### THE PROBLEM
Work through the listing below and count the lines that hold "Output". Answer with the number alone.

### MATERIAL FOR THE TASK

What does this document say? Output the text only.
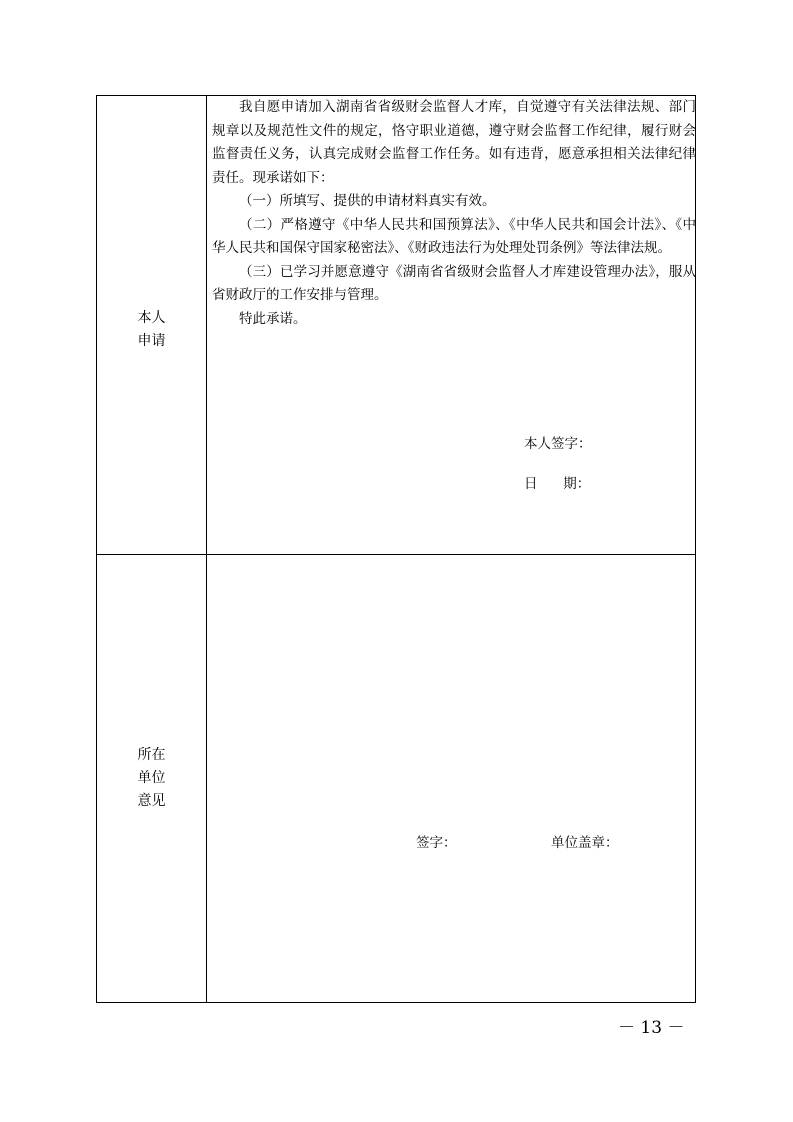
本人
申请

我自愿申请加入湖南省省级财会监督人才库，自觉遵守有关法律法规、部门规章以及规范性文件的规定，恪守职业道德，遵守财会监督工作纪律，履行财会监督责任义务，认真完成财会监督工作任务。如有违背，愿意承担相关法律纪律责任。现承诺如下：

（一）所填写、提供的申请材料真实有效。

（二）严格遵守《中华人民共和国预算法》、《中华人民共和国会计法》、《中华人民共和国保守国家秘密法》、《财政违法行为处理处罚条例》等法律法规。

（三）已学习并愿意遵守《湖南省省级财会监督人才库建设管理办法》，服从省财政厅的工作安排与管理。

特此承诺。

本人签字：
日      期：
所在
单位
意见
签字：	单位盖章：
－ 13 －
==
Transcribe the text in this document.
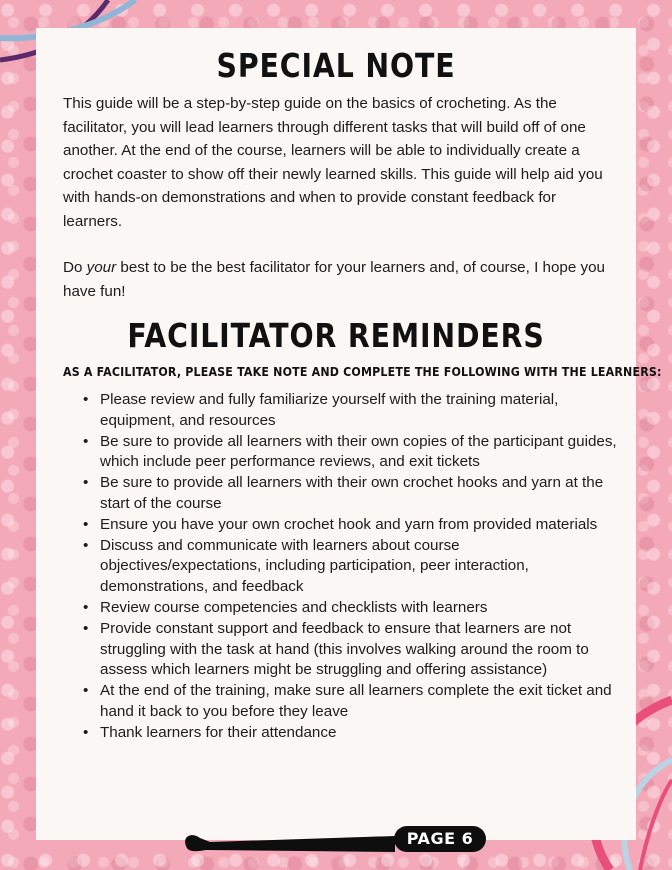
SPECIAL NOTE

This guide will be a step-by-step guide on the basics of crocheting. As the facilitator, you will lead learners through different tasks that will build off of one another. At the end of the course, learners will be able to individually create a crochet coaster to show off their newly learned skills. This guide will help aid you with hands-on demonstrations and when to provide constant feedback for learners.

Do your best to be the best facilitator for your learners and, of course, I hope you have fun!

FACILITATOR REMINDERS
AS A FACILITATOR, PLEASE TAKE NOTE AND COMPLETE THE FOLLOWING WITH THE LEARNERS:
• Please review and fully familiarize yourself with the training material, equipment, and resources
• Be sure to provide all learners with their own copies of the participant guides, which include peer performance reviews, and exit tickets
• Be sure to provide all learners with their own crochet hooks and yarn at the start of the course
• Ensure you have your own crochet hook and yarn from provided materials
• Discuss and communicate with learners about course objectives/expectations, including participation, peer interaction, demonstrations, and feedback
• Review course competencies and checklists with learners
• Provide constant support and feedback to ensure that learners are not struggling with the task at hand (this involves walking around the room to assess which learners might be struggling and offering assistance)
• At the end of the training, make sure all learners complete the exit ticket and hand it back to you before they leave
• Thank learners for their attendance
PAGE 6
...
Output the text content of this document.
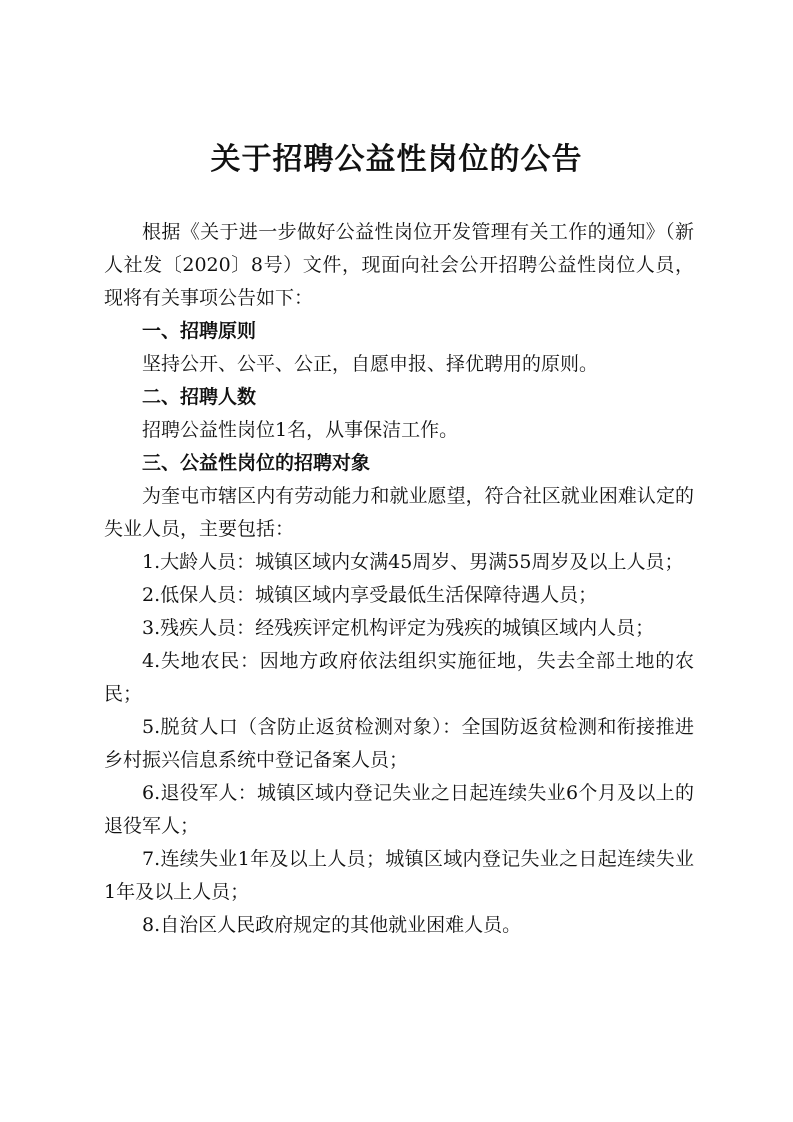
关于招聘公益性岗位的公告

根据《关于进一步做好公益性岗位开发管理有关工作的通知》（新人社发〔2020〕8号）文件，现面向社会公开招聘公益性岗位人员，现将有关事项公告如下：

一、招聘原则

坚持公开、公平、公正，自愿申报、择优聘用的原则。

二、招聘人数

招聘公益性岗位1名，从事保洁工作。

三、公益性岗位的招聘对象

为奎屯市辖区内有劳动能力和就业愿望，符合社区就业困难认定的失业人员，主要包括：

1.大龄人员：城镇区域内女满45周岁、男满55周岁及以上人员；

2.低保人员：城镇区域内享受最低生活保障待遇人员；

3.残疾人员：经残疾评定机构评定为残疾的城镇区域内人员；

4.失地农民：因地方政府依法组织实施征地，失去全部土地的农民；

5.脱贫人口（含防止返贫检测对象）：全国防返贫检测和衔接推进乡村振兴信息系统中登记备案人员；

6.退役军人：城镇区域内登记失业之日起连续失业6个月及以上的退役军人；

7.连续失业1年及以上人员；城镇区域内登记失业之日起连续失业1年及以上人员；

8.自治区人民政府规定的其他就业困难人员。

### SOLUTION FOR THIS TASK
2